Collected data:
* * *

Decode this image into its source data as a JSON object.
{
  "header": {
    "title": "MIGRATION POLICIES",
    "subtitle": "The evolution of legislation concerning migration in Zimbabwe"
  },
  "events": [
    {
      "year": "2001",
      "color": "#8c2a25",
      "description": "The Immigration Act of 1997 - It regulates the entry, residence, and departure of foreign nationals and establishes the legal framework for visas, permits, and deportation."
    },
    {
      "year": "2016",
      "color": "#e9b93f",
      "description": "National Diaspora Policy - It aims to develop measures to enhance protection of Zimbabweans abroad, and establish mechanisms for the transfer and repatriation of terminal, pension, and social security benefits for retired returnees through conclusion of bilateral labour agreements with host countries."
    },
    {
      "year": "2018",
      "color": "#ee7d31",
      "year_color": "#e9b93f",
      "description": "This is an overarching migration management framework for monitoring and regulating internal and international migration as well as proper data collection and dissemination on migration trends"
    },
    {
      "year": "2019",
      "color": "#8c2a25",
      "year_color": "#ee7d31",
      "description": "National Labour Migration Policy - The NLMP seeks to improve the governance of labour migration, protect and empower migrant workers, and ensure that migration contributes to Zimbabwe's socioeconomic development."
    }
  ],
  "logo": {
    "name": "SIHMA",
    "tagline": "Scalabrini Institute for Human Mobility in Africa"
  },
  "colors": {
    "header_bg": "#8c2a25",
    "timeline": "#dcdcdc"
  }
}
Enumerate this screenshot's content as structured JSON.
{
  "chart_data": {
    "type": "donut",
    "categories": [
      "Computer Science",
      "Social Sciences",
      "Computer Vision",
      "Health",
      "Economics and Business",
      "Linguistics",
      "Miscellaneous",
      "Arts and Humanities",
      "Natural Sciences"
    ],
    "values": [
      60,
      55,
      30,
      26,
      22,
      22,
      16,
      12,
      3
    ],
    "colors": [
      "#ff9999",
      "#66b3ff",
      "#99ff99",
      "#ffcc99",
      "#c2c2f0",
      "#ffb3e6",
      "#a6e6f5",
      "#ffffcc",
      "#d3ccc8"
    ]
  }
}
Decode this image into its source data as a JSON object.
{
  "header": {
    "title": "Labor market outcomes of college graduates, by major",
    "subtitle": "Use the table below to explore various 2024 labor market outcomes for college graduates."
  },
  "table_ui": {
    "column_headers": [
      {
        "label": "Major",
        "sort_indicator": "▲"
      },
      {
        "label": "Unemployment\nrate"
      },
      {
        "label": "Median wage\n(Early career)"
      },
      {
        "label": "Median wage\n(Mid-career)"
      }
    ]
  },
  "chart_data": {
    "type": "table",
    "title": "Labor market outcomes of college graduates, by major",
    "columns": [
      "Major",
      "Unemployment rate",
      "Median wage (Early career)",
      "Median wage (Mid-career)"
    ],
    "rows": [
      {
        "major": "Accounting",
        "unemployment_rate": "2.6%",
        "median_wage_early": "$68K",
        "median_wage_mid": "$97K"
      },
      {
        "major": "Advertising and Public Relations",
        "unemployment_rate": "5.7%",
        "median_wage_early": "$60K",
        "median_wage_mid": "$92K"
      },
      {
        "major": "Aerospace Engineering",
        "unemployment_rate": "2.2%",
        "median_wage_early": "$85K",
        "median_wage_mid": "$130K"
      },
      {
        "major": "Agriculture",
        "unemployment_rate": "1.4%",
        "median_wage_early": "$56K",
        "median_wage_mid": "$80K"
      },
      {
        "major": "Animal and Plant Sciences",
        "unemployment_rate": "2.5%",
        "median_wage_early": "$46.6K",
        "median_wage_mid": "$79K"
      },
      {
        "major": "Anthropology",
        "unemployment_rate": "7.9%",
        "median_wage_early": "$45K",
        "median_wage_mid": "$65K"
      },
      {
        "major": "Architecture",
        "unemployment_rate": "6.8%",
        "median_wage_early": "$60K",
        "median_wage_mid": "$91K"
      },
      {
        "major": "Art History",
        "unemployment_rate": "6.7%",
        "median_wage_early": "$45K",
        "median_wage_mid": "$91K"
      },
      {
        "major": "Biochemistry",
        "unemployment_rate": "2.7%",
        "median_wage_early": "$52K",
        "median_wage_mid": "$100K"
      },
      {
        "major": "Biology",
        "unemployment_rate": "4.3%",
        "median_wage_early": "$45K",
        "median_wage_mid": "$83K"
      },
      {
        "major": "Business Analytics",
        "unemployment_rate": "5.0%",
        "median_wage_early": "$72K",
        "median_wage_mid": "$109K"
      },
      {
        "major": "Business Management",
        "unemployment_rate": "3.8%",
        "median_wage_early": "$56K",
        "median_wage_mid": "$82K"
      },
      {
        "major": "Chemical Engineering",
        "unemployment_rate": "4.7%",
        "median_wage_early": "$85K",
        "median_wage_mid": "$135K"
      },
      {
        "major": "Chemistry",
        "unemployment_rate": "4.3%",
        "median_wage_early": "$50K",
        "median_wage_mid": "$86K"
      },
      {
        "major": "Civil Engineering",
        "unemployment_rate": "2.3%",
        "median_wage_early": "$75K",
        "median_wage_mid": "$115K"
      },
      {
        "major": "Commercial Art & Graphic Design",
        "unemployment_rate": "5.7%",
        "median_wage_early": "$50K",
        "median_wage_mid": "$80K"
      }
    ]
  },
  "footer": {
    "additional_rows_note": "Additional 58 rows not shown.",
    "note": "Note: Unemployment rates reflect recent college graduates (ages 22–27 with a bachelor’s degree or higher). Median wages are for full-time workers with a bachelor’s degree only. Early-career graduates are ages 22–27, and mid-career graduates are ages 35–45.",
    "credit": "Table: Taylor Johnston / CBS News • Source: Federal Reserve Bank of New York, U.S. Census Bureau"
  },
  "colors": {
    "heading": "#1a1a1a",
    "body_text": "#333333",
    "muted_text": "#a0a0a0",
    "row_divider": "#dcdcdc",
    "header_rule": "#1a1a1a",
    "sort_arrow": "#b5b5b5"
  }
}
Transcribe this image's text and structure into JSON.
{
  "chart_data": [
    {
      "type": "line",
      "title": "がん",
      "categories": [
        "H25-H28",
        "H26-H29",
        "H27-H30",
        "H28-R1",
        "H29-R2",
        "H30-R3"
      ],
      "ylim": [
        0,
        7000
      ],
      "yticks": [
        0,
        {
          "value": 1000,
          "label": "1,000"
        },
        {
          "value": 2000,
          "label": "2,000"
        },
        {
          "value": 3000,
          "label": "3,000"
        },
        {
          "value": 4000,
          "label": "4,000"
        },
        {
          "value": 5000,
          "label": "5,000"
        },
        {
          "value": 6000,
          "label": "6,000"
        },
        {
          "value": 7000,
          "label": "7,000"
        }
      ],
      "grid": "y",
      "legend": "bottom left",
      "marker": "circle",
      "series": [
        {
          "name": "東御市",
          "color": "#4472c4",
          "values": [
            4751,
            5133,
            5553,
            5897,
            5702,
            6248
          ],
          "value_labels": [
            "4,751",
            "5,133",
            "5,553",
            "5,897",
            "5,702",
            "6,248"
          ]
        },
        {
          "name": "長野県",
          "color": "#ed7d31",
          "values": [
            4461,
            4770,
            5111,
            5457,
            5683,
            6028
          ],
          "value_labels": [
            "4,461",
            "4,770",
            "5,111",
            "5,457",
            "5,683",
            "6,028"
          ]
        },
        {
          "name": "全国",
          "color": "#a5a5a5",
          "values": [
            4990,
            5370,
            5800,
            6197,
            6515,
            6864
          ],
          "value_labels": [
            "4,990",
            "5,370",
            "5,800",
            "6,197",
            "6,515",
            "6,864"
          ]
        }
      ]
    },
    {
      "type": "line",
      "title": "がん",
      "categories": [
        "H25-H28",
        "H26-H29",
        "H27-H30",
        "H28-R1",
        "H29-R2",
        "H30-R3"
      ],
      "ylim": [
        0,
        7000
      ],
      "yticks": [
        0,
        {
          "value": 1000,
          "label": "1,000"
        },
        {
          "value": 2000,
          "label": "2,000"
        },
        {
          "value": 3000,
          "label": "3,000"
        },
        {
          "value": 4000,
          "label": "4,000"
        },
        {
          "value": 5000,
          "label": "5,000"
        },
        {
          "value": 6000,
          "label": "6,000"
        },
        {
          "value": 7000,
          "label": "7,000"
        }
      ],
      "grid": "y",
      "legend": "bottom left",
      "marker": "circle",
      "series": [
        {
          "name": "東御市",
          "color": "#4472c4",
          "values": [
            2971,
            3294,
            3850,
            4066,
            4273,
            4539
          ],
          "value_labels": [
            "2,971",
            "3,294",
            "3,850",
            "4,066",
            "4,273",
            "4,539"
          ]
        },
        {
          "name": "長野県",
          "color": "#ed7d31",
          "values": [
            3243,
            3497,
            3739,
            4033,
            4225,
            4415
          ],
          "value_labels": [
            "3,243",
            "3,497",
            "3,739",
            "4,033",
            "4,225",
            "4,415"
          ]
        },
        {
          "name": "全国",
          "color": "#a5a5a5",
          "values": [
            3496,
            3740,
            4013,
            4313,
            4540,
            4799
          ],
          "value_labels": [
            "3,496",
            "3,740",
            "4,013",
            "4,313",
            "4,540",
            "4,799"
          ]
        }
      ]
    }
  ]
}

* * *

■ **WHAT THIS TASK INVOLVES**
Copy each line above that contains the string "JSON".

■ **WRITTEN ANSWER**
Decode this image into its source data as a JSON object.
Enumerate this screenshot's content as structured JSON.
Decode this image into its source data as a JSON object.
Transcribe this image's text and structure into JSON.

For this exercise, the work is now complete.